Dataset excerpt
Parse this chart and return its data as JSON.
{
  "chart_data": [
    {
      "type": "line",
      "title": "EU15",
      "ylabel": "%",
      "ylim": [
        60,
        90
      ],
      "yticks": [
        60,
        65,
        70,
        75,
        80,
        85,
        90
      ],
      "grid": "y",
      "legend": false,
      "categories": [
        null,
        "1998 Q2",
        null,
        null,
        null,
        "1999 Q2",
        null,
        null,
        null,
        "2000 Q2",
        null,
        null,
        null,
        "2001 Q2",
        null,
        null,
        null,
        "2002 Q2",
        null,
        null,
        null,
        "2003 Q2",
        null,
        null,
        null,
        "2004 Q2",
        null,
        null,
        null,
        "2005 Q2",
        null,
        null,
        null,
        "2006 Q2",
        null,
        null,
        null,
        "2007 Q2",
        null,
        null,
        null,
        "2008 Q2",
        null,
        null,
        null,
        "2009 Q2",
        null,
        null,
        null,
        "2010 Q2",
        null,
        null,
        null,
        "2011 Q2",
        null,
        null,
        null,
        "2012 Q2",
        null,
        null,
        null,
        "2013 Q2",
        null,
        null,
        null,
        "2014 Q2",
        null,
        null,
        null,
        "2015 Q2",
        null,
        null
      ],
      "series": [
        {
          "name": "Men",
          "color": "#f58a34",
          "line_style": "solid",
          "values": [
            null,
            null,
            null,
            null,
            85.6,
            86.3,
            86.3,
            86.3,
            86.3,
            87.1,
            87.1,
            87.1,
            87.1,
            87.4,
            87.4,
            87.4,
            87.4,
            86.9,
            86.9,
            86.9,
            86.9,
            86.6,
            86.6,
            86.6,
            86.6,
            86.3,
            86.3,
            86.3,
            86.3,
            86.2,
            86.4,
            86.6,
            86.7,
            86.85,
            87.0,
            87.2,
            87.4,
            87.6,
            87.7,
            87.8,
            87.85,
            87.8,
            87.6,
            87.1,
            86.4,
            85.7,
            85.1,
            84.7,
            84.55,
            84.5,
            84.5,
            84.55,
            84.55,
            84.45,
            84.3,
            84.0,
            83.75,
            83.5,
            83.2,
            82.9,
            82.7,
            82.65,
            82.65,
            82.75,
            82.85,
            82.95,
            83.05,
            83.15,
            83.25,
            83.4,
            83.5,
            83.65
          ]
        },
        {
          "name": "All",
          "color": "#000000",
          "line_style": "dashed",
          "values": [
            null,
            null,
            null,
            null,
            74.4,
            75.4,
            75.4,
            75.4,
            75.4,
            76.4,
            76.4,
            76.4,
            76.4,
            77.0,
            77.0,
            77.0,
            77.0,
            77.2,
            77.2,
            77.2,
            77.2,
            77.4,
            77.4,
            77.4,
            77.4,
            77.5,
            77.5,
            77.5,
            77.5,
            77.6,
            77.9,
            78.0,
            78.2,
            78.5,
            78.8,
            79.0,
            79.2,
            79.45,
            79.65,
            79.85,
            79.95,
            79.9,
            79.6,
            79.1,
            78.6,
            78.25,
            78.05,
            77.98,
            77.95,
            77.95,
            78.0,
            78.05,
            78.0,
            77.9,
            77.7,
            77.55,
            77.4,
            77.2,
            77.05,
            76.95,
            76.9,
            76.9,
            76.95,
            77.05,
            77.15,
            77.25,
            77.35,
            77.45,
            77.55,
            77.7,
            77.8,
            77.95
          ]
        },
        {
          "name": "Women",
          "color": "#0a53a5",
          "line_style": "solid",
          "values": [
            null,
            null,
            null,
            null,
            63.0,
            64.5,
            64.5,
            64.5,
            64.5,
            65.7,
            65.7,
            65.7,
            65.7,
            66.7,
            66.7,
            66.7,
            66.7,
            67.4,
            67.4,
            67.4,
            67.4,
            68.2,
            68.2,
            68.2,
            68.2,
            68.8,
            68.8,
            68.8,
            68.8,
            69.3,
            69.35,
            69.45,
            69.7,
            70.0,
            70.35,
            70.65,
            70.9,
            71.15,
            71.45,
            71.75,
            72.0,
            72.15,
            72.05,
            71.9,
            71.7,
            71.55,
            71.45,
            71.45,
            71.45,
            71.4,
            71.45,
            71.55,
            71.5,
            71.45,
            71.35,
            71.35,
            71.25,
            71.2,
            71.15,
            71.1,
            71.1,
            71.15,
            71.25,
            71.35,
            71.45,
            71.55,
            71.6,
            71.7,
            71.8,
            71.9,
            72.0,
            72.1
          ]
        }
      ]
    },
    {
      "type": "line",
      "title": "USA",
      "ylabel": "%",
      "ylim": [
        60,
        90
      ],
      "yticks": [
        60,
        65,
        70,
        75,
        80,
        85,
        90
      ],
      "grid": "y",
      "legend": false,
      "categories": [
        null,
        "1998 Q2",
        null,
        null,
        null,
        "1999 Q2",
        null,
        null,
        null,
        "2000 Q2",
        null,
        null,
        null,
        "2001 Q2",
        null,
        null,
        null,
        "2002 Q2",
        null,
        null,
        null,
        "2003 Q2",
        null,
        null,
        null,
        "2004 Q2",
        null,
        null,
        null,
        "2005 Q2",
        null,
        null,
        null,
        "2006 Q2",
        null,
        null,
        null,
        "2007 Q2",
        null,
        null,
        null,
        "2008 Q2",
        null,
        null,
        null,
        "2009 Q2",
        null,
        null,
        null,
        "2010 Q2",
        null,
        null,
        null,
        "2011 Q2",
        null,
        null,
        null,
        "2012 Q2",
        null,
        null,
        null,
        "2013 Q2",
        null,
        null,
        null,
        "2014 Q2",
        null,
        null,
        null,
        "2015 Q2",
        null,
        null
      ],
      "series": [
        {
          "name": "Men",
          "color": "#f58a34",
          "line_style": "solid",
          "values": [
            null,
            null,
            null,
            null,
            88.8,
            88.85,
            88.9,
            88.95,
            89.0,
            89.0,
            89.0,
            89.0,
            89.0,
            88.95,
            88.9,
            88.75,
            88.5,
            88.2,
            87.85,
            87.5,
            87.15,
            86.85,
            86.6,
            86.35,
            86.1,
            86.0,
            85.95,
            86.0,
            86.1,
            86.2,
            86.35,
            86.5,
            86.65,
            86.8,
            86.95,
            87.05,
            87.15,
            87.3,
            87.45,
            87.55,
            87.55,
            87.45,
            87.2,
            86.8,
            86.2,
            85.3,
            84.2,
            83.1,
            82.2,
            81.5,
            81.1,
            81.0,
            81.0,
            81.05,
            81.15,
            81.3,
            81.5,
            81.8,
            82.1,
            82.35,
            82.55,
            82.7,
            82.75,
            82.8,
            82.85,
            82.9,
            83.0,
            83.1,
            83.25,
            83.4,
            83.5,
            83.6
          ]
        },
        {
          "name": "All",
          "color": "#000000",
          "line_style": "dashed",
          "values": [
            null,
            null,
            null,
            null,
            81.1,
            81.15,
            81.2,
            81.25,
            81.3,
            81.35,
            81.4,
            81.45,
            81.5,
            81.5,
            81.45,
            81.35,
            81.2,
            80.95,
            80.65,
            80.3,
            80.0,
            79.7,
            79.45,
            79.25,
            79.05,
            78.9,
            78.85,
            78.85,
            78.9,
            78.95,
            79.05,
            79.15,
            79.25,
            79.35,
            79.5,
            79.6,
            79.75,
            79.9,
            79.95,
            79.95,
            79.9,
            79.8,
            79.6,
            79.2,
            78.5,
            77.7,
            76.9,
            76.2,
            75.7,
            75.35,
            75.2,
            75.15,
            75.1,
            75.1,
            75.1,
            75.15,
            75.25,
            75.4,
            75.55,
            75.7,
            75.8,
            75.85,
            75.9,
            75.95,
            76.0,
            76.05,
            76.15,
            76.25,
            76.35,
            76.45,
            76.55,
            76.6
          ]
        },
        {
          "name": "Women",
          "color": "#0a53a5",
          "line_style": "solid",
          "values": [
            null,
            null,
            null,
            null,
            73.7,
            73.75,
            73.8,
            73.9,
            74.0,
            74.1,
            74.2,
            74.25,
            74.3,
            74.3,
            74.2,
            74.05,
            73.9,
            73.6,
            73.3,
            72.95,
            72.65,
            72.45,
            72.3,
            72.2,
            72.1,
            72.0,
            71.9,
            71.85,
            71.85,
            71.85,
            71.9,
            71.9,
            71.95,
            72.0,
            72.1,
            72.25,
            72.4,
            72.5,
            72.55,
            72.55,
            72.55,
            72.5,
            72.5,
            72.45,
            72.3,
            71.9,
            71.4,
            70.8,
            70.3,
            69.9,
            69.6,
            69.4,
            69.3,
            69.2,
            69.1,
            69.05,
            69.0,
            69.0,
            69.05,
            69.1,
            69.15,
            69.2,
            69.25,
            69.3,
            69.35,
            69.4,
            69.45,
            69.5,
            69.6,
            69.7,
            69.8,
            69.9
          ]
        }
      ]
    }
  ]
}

---

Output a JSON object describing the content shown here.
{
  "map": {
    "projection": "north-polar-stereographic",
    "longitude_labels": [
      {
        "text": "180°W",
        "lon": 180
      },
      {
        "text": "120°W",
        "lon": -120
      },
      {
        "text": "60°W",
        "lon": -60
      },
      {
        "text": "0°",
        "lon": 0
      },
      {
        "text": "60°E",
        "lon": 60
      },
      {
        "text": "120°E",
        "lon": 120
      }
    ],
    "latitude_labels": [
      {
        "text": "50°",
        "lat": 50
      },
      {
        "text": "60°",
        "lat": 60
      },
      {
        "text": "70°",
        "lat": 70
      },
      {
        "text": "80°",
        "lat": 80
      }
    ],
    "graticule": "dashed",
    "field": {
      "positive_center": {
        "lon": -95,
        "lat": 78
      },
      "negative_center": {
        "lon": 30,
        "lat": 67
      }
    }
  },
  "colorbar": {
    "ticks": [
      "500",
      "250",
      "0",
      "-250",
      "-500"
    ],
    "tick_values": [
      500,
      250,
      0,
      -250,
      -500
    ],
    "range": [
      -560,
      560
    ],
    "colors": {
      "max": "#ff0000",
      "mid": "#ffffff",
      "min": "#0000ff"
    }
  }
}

PROBLEM: Return the lines of the records that include the string "JSON".

THE ANSWER:
Parse this chart and return its data as JSON.
Output a JSON object describing the content shown here.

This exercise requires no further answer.